### Saved entries
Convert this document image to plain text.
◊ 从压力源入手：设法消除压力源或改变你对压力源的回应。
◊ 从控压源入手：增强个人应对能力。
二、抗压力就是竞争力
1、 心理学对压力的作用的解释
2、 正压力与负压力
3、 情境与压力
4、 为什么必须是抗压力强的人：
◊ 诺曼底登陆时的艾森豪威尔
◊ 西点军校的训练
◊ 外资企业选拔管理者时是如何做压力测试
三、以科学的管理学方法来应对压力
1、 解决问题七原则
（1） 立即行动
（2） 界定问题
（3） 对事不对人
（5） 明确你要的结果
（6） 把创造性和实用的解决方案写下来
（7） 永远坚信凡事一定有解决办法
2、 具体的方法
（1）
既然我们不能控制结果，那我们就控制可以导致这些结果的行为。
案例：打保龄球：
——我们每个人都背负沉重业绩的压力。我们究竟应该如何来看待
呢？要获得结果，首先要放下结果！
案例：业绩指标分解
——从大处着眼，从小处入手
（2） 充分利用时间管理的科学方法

### What is needed
Repeat the preceding lines exactly, please, every one of them.

### Reply
Convert this document image to plain text.
◊ 从压力源入手：设法消除压力源或改变你对压力源的回应。
◊ 从控压源入手：增强个人应对能力。
二、抗压力就是竞争力
1、 心理学对压力的作用的解释
2、 正压力与负压力
3、 情境与压力
4、 为什么必须是抗压力强的人：
◊ 诺曼底登陆时的艾森豪威尔
◊ 西点军校的训练
◊ 外资企业选拔管理者时是如何做压力测试
三、以科学的管理学方法来应对压力
1、 解决问题七原则
（1） 立即行动
（2） 界定问题
（3） 对事不对人
（5） 明确你要的结果
（6） 把创造性和实用的解决方案写下来
（7） 永远坚信凡事一定有解决办法
2、 具体的方法
（1）
既然我们不能控制结果，那我们就控制可以导致这些结果的行为。
案例：打保龄球：
——我们每个人都背负沉重业绩的压力。我们究竟应该如何来看待
呢？要获得结果，首先要放下结果！
案例：业绩指标分解
——从大处着眼，从小处入手
（2） 充分利用时间管理的科学方法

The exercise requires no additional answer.